(EXTRACT)
---

SAN DIEGO (NewsNation Now) – Allergic reactions to the COVID-19 vaccine are rare but one San Diego woman was one of the unlucky ones after receiving her inoculation.
“My husband was hesitant at first about getting the shot so I convinced him, since we’re both seniors, that we should go get the shot,” Cheryl Brennan told NewsNation affiliate KSWB.
At mega-sites like stadiums and amusement parks, California health officials plan to vaccinate as many as 12,000 people a day. People stay in their vehicles to get the vaccine and can drive away after 15 minutes of observation unless the recipient suffers from allergies— then there is a 30 minute observation period.
“At 18 minutes, it was like my throat started closing,” she said, adding that with a quick wave and honk of the horn, help came right away. “My blood pressure went to 185 over 125, which I guess is very life-threatening. … They hooked up electrodes. They put ice packs on me. I had four EMTs and two nurses helping me and they brought my blood pressure back down within 45 minutes.”
UC San Diego Health began administering some vaccines to San Diegans 65 and older last week following new guidance from the federal government. The county is expected to start later this month.

---

(PARTS OF THE EXERCISE)
**A.** Print the article on the San Diego vaccine reaction from "SAN DIEGO (NewsNation" to "NewsNation affiliate KSWB.", including both ends.
**B.** Answer these questions from the article on the San Diego vaccine reaction:
(i) How many people a day do California health officials plan to vaccinate at mega-sites?
(ii) What reading did Cheryl Brennan's blood pressure reach?
(iii) Which age group did UC San Diego Health begin vaccinating last week?
**C.** Condense the paragraph of the article on the San Diego vaccine reaction that opens "At mega-sites like stadiums" into a bulleted list that keeps its main facts.

---

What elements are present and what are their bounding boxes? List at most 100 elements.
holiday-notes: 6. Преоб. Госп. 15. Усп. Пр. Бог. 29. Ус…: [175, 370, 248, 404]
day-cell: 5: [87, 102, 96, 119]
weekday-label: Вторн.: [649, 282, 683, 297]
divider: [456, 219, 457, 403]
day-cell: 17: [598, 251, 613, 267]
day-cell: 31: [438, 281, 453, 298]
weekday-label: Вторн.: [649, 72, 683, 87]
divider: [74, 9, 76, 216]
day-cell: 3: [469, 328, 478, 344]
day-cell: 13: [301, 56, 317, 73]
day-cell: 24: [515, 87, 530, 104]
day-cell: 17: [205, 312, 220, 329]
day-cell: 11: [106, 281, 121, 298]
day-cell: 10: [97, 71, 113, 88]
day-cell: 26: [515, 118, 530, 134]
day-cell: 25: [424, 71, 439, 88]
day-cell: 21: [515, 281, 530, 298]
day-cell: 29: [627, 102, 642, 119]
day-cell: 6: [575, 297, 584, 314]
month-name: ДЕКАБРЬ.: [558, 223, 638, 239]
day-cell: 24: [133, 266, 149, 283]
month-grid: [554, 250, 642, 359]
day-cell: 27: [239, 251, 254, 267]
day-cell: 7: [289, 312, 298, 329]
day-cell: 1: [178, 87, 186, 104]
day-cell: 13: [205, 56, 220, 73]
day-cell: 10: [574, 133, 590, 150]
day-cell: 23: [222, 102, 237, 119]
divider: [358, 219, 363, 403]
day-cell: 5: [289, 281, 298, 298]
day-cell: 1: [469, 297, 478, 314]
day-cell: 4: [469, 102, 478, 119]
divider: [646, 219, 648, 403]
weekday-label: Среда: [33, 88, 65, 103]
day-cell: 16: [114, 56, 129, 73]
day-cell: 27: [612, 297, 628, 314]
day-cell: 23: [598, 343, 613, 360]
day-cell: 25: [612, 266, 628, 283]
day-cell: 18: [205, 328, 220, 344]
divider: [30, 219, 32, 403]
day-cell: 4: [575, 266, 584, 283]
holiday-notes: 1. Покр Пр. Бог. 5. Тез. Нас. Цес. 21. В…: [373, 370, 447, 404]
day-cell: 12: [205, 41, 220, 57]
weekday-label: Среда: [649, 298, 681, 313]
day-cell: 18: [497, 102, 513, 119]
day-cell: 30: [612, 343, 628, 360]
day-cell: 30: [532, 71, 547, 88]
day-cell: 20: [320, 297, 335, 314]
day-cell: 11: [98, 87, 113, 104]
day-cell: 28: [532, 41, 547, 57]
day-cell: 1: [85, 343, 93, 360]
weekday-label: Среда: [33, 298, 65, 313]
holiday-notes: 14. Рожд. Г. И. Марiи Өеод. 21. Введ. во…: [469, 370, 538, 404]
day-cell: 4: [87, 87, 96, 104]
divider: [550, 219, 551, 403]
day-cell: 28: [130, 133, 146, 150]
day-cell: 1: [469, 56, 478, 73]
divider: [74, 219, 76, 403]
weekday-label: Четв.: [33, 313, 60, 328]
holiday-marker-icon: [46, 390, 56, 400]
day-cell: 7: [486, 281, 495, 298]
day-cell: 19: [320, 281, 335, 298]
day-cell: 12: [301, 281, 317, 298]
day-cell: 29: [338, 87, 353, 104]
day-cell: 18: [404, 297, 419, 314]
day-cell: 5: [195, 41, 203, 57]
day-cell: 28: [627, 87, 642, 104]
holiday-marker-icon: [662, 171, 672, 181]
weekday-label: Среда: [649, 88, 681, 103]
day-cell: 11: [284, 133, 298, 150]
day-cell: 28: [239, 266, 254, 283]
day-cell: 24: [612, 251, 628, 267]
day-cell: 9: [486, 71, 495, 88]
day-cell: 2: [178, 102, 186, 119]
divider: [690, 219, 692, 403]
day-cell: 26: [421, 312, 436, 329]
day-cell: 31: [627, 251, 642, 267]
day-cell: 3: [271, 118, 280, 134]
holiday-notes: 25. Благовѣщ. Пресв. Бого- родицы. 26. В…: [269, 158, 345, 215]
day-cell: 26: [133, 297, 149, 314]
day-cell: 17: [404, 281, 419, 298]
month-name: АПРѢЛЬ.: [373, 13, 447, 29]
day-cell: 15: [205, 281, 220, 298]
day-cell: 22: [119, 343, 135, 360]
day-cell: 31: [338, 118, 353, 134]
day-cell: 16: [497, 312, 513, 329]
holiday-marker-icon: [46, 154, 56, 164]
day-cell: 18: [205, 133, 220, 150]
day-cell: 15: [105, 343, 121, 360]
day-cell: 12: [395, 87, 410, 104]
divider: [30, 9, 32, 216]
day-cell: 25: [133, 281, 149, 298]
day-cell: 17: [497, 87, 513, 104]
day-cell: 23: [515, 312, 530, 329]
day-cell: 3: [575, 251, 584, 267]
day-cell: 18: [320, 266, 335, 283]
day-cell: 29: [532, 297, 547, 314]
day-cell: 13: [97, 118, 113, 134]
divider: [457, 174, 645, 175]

---

(SOLUTION LIST)
**A.**
SAN DIEGO (NewsNation Now) – Allergic reactions to the COVID-19 vaccine are rare but one San Diego woman was one of the unlucky ones after receiving her inoculation.
“My husband was hesitant at first about getting the shot so I convinced him, since we’re both seniors, that we should go get the shot,” Cheryl Brennan told NewsNation affiliate KSWB.

**B.**
(i) As many as 12,000 people a day
(ii) 185 over 125
(iii) San Diegans 65 and older

**C.**
- California health officials plan to vaccinate up to 12,000 people a day at mega-sites such as stadiums and amusement parks.
- People stay in their vehicles to receive the vaccine.
- Recipients may drive away after 15 minutes of observation.
- Recipients with allergies are observed for 30 minutes.